## Your objective:
Find how many lines in the data below include the word "działalności", then write only that number.

## Recorded data:
"""
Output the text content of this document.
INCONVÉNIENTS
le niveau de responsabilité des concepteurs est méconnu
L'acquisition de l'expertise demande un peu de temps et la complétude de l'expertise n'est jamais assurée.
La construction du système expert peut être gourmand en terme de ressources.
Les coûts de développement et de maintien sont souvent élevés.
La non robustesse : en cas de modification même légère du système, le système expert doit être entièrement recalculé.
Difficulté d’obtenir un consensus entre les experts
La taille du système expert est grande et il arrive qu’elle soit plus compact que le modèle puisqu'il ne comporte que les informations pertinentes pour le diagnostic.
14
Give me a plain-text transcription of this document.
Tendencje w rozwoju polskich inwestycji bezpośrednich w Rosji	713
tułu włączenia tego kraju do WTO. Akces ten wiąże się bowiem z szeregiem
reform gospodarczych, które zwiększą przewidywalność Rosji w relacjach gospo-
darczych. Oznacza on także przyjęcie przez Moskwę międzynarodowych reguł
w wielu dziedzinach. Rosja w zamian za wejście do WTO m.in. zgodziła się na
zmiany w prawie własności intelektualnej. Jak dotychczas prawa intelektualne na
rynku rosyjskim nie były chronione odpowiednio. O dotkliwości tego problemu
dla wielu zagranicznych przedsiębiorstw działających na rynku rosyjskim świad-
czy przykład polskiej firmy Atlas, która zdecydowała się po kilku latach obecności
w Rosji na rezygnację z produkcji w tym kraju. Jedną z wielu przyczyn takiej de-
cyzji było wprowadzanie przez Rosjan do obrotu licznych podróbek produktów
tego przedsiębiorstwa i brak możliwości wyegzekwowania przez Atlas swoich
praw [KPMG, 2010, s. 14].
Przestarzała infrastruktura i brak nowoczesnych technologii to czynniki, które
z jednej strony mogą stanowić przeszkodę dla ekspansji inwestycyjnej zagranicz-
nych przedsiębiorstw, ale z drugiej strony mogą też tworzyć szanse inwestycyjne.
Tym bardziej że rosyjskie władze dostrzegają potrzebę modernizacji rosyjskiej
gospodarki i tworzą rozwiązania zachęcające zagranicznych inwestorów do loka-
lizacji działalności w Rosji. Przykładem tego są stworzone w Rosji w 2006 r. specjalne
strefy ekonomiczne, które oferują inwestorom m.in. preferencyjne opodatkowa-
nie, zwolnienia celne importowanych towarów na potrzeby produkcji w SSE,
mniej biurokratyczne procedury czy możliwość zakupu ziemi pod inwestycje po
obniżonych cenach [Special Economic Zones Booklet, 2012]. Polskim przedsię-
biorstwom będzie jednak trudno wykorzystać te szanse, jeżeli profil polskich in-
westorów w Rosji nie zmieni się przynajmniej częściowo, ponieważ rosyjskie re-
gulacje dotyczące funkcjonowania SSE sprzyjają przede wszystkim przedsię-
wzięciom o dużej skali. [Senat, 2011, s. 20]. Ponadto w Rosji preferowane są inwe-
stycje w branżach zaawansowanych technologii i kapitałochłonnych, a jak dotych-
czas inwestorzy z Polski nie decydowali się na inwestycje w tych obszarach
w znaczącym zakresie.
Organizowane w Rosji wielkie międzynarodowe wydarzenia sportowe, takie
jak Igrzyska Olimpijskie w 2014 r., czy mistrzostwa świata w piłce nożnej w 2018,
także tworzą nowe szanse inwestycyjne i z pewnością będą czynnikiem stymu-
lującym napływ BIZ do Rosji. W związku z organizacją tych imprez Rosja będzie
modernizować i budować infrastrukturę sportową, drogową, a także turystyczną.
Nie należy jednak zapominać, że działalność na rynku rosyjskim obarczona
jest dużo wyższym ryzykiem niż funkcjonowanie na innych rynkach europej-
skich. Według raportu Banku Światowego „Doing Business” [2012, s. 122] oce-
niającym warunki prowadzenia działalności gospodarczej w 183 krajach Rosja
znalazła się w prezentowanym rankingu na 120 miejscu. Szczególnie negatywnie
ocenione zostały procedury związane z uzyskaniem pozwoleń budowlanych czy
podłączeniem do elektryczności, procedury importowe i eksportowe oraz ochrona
"""
## The answer:
2